Take the entries below and reproduce them word for word.

— begin —

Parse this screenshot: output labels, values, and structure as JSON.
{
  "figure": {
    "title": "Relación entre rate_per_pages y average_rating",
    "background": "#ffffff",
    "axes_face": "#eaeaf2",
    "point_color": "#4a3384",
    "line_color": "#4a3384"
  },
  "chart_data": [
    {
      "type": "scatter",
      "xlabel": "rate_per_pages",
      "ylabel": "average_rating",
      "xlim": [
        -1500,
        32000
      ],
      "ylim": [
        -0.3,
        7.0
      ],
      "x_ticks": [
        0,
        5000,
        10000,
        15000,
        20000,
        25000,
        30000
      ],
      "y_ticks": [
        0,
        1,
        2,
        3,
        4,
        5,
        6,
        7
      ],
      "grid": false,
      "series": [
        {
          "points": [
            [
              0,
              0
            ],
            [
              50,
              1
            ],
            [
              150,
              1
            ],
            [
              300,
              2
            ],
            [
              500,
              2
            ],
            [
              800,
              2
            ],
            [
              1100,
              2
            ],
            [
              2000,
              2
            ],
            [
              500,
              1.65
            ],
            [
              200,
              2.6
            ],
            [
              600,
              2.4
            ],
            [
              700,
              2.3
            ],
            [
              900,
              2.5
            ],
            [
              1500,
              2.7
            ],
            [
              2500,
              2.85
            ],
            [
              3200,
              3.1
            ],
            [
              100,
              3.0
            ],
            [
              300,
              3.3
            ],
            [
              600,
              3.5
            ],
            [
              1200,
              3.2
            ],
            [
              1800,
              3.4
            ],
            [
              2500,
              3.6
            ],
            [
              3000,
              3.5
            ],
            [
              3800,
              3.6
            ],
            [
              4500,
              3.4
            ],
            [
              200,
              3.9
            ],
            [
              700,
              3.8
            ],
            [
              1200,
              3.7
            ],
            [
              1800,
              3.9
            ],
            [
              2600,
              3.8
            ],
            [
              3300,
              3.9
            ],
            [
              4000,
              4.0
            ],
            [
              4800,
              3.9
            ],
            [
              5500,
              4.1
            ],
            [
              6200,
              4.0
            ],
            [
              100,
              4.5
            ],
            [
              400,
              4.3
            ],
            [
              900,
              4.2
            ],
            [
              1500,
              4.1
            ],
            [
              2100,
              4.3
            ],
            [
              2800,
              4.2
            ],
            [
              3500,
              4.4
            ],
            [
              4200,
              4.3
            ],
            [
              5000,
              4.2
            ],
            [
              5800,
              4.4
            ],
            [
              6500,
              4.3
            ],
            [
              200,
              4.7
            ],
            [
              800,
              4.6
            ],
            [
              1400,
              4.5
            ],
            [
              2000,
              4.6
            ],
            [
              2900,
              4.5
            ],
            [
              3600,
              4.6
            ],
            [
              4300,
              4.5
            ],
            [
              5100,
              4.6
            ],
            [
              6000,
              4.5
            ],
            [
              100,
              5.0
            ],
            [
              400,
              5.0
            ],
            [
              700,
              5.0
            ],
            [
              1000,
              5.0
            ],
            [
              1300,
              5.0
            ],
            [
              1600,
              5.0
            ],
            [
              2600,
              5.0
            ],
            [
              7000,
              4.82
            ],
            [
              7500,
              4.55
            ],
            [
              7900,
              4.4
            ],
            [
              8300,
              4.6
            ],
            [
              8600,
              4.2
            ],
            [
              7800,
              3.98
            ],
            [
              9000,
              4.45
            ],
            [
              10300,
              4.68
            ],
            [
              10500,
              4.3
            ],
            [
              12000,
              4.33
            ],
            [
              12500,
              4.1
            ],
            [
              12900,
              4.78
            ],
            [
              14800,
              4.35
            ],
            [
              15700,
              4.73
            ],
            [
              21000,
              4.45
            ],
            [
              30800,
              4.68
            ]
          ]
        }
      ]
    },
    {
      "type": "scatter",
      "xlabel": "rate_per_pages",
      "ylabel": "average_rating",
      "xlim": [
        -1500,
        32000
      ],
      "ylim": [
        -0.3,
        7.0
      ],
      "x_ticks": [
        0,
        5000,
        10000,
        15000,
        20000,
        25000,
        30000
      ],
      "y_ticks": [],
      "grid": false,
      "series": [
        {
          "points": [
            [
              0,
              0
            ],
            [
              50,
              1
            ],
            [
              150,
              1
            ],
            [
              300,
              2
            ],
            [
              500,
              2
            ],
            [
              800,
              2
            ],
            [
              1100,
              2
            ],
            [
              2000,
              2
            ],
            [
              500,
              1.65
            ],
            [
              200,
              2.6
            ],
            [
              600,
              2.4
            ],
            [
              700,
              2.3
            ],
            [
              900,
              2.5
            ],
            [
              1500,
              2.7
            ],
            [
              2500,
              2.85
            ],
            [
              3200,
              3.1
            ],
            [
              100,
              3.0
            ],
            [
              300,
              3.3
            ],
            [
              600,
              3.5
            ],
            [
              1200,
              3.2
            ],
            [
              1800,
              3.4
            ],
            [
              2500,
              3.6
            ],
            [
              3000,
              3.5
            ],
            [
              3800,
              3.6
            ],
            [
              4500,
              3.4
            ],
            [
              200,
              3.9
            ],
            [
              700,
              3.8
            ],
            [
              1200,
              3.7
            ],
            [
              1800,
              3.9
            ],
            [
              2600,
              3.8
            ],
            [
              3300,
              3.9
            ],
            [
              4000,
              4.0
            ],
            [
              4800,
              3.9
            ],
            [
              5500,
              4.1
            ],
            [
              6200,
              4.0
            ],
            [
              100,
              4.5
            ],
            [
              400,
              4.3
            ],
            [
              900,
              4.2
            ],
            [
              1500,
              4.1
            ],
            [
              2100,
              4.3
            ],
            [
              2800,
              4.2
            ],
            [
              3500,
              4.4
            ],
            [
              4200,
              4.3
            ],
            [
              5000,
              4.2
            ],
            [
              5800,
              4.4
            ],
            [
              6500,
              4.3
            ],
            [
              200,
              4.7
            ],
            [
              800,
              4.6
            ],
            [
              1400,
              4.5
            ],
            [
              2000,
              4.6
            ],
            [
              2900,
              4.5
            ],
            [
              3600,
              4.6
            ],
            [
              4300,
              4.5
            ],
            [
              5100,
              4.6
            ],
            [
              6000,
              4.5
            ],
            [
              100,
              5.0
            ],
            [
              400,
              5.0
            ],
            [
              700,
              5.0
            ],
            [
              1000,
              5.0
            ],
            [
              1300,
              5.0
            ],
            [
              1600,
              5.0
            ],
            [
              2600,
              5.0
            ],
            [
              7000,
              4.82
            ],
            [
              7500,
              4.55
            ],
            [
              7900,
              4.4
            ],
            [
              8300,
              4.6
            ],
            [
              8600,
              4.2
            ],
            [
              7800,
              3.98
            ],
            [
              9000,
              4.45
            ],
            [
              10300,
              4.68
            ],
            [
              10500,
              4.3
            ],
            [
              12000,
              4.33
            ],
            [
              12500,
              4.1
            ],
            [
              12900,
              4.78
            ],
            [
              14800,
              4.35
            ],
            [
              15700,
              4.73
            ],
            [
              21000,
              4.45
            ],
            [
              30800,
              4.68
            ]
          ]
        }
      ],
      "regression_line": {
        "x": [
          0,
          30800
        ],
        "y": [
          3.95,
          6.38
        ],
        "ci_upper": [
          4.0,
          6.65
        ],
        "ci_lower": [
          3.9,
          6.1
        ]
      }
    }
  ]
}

— end —

- **PROBLEM SOLUTION**
Parse this screenshot: output labels, values, and structure as JSON.
{
  "figure": {
    "title": "Relación entre rate_per_pages y average_rating",
    "background": "#ffffff",
    "axes_face": "#eaeaf2",
    "point_color": "#4a3384",
    "line_color": "#4a3384"
  },
  "chart_data": [
    {
      "type": "scatter",
      "xlabel": "rate_per_pages",
      "ylabel": "average_rating",
      "xlim": [
        -1500,
        32000
      ],
      "ylim": [
        -0.3,
        7.0
      ],
      "x_ticks": [
        0,
        5000,
        10000,
        15000,
        20000,
        25000,
        30000
      ],
      "y_ticks": [
        0,
        1,
        2,
        3,
        4,
        5,
        6,
        7
      ],
      "grid": false,
      "series": [
        {
          "points": [
            [
              0,
              0
            ],
            [
              50,
              1
            ],
            [
              150,
              1
            ],
            [
              300,
              2
            ],
            [
              500,
              2
            ],
            [
              800,
              2
            ],
            [
              1100,
              2
            ],
            [
              2000,
              2
            ],
            [
              500,
              1.65
            ],
            [
              200,
              2.6
            ],
            [
              600,
              2.4
            ],
            [
              700,
              2.3
            ],
            [
              900,
              2.5
            ],
            [
              1500,
              2.7
            ],
            [
              2500,
              2.85
            ],
            [
              3200,
              3.1
            ],
            [
              100,
              3.0
            ],
            [
              300,
              3.3
            ],
            [
              600,
              3.5
            ],
            [
              1200,
              3.2
            ],
            [
              1800,
              3.4
            ],
            [
              2500,
              3.6
            ],
            [
              3000,
              3.5
            ],
            [
              3800,
              3.6
            ],
            [
              4500,
              3.4
            ],
            [
              200,
              3.9
            ],
            [
              700,
              3.8
            ],
            [
              1200,
              3.7
            ],
            [
              1800,
              3.9
            ],
            [
              2600,
              3.8
            ],
            [
              3300,
              3.9
            ],
            [
              4000,
              4.0
            ],
            [
              4800,
              3.9
            ],
            [
              5500,
              4.1
            ],
            [
              6200,
              4.0
            ],
            [
              100,
              4.5
            ],
            [
              400,
              4.3
            ],
            [
              900,
              4.2
            ],
            [
              1500,
              4.1
            ],
            [
              2100,
              4.3
            ],
            [
              2800,
              4.2
            ],
            [
              3500,
              4.4
            ],
            [
              4200,
              4.3
            ],
            [
              5000,
              4.2
            ],
            [
              5800,
              4.4
            ],
            [
              6500,
              4.3
            ],
            [
              200,
              4.7
            ],
            [
              800,
              4.6
            ],
            [
              1400,
              4.5
            ],
            [
              2000,
              4.6
            ],
            [
              2900,
              4.5
            ],
            [
              3600,
              4.6
            ],
            [
              4300,
              4.5
            ],
            [
              5100,
              4.6
            ],
            [
              6000,
              4.5
            ],
            [
              100,
              5.0
            ],
            [
              400,
              5.0
            ],
            [
              700,
              5.0
            ],
            [
              1000,
              5.0
            ],
            [
              1300,
              5.0
            ],
            [
              1600,
              5.0
            ],
            [
              2600,
              5.0
            ],
            [
              7000,
              4.82
            ],
            [
              7500,
              4.55
            ],
            [
              7900,
              4.4
            ],
            [
              8300,
              4.6
            ],
            [
              8600,
              4.2
            ],
            [
              7800,
              3.98
            ],
            [
              9000,
              4.45
            ],
            [
              10300,
              4.68
            ],
            [
              10500,
              4.3
            ],
            [
              12000,
              4.33
            ],
            [
              12500,
              4.1
            ],
            [
              12900,
              4.78
            ],
            [
              14800,
              4.35
            ],
            [
              15700,
              4.73
            ],
            [
              21000,
              4.45
            ],
            [
              30800,
              4.68
            ]
          ]
        }
      ]
    },
    {
      "type": "scatter",
      "xlabel": "rate_per_pages",
      "ylabel": "average_rating",
      "xlim": [
        -1500,
        32000
      ],
      "ylim": [
        -0.3,
        7.0
      ],
      "x_ticks": [
        0,
        5000,
        10000,
        15000,
        20000,
        25000,
        30000
      ],
      "y_ticks": [],
      "grid": false,
      "series": [
        {
          "points": [
            [
              0,
              0
            ],
            [
              50,
              1
            ],
            [
              150,
              1
            ],
            [
              300,
              2
            ],
            [
              500,
              2
            ],
            [
              800,
              2
            ],
            [
              1100,
              2
            ],
            [
              2000,
              2
            ],
            [
              500,
              1.65
            ],
            [
              200,
              2.6
            ],
            [
              600,
              2.4
            ],
            [
              700,
              2.3
            ],
            [
              900,
              2.5
            ],
            [
              1500,
              2.7
            ],
            [
              2500,
              2.85
            ],
            [
              3200,
              3.1
            ],
            [
              100,
              3.0
            ],
            [
              300,
              3.3
            ],
            [
              600,
              3.5
            ],
            [
              1200,
              3.2
            ],
            [
              1800,
              3.4
            ],
            [
              2500,
              3.6
            ],
            [
              3000,
              3.5
            ],
            [
              3800,
              3.6
            ],
            [
              4500,
              3.4
            ],
            [
              200,
              3.9
            ],
            [
              700,
              3.8
            ],
            [
              1200,
              3.7
            ],
            [
              1800,
              3.9
            ],
            [
              2600,
              3.8
            ],
            [
              3300,
              3.9
            ],
            [
              4000,
              4.0
            ],
            [
              4800,
              3.9
            ],
            [
              5500,
              4.1
            ],
            [
              6200,
              4.0
            ],
            [
              100,
              4.5
            ],
            [
              400,
              4.3
            ],
            [
              900,
              4.2
            ],
            [
              1500,
              4.1
            ],
            [
              2100,
              4.3
            ],
            [
              2800,
              4.2
            ],
            [
              3500,
              4.4
            ],
            [
              4200,
              4.3
            ],
            [
              5000,
              4.2
            ],
            [
              5800,
              4.4
            ],
            [
              6500,
              4.3
            ],
            [
              200,
              4.7
            ],
            [
              800,
              4.6
            ],
            [
              1400,
              4.5
            ],
            [
              2000,
              4.6
            ],
            [
              2900,
              4.5
            ],
            [
              3600,
              4.6
            ],
            [
              4300,
              4.5
            ],
            [
              5100,
              4.6
            ],
            [
              6000,
              4.5
            ],
            [
              100,
              5.0
            ],
            [
              400,
              5.0
            ],
            [
              700,
              5.0
            ],
            [
              1000,
              5.0
            ],
            [
              1300,
              5.0
            ],
            [
              1600,
              5.0
            ],
            [
              2600,
              5.0
            ],
            [
              7000,
              4.82
            ],
            [
              7500,
              4.55
            ],
            [
              7900,
              4.4
            ],
            [
              8300,
              4.6
            ],
            [
              8600,
              4.2
            ],
            [
              7800,
              3.98
            ],
            [
              9000,
              4.45
            ],
            [
              10300,
              4.68
            ],
            [
              10500,
              4.3
            ],
            [
              12000,
              4.33
            ],
            [
              12500,
              4.1
            ],
            [
              12900,
              4.78
            ],
            [
              14800,
              4.35
            ],
            [
              15700,
              4.73
            ],
            [
              21000,
              4.45
            ],
            [
              30800,
              4.68
            ]
          ]
        }
      ],
      "regression_line": {
        "x": [
          0,
          30800
        ],
        "y": [
          3.95,
          6.38
        ],
        "ci_upper": [
          4.0,
          6.65
        ],
        "ci_lower": [
          3.9,
          6.1
        ]
      }
    }
  ]
}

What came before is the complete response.